# Brief A
Summarize the text on the 1828 presidential election in New York in two sentences.
# Brief B
Extend the text on the 1828 presidential election in New York, picking up after its final sentence.

··· Supplied text ···

The 1828 United States presidential election in New York took place on November 4, 1828, as part of the 1828 United States presidential election. Voters chose 36 representatives, or electors to the Electoral College, who voted for President and Vice President. For this election, New York used the congressional district method of choosing electors, with 34 of its electors being chosen by the winner in each of the state's congressional districts, and the remaining two being chosen by the first 34 electors. Jackson won 18 congressional districts while Adams won 16. This election marks the first time New York did not choose its electoral votes through its State Legislature.

Thurlow Weed, Adams' campaign manager in New York, was sympathetic to the anti-masonic movement and support for Adams in New York was aligned with the Anti-Masonic Party.

··· Record extracts ···

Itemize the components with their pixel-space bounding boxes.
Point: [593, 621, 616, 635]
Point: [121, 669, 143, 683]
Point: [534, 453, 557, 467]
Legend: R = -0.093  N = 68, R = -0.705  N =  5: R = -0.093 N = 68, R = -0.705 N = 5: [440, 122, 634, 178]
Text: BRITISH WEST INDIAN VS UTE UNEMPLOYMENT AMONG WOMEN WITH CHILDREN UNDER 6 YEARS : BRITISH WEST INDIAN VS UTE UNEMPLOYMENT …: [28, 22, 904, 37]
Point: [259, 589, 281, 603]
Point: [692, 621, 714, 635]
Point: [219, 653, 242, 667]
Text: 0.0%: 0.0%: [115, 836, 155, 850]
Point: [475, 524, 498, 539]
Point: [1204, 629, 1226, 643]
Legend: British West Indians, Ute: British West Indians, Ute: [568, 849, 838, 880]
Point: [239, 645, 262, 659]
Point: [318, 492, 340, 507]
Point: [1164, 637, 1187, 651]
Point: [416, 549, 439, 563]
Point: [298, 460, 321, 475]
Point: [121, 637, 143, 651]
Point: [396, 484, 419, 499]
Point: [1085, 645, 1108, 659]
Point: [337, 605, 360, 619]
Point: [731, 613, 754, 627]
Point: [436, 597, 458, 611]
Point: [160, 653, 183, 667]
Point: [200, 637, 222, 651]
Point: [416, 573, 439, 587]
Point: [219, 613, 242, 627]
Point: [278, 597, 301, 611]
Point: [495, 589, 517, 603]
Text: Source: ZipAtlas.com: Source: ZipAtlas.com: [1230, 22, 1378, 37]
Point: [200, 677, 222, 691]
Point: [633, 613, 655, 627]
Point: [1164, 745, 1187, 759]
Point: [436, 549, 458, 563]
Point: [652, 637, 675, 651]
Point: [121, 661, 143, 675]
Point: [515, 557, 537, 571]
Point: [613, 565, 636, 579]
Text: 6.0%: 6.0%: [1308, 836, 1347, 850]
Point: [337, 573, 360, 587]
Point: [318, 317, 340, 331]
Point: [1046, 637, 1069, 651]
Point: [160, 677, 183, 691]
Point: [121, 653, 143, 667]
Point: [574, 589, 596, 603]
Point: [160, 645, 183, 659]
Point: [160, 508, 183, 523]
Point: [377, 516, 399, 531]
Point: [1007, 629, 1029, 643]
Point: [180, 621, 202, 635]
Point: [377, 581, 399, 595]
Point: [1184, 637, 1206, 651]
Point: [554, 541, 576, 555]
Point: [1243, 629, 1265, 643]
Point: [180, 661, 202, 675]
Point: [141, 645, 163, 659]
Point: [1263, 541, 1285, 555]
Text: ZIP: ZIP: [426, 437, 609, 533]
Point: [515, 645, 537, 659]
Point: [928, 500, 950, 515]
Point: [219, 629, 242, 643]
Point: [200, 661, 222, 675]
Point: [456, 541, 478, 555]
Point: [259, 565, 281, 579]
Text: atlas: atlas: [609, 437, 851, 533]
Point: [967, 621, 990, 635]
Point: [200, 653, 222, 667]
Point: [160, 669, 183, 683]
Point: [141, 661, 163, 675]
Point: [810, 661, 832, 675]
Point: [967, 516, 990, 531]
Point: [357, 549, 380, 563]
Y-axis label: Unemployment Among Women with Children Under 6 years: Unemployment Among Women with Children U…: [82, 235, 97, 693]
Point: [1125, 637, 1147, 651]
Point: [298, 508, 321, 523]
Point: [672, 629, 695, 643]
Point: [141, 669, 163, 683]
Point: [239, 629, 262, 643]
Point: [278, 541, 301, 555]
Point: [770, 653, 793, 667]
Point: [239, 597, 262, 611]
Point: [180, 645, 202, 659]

···

# Written answer A
In the 1828 United States presidential election, held on November 4, New York chose 36 electors, 34 of them by the winner in each congressional district and the remaining two by those 34, with Jackson winning 18 districts and Adams 16. It was the first time New York did not choose its electoral votes through its State Legislature, and support for Adams in the state was aligned with the Anti-Masonic Party, a movement his campaign manager Thurlow Weed was sympathetic to.

# Written answer B
New York voted for the Democratic candidate, Andrew Jackson, over the National Republican candidate, John Quincy Adams. Jackson won New York by a margin of 2.9%.

==Results==

1828 United States presidential election in New York
| Party |  | Candidate | Votes | Percentage | Electoral votes |
|  | Democratic | Andrew Jackson | 139,412 | 51.45% | 20 |
|  | National Republican | John Quincy Adams (incumbent) | 131,563 | 48.55% | 16 |
| Totals |  |  | 270,975 | 100.0% | 36 |

==See also==
- United States presidential elections in New York

==Works cited==
- Howe, Daniel (2007). "What Hath God Wrought: The Transformation of America, 1815–1848"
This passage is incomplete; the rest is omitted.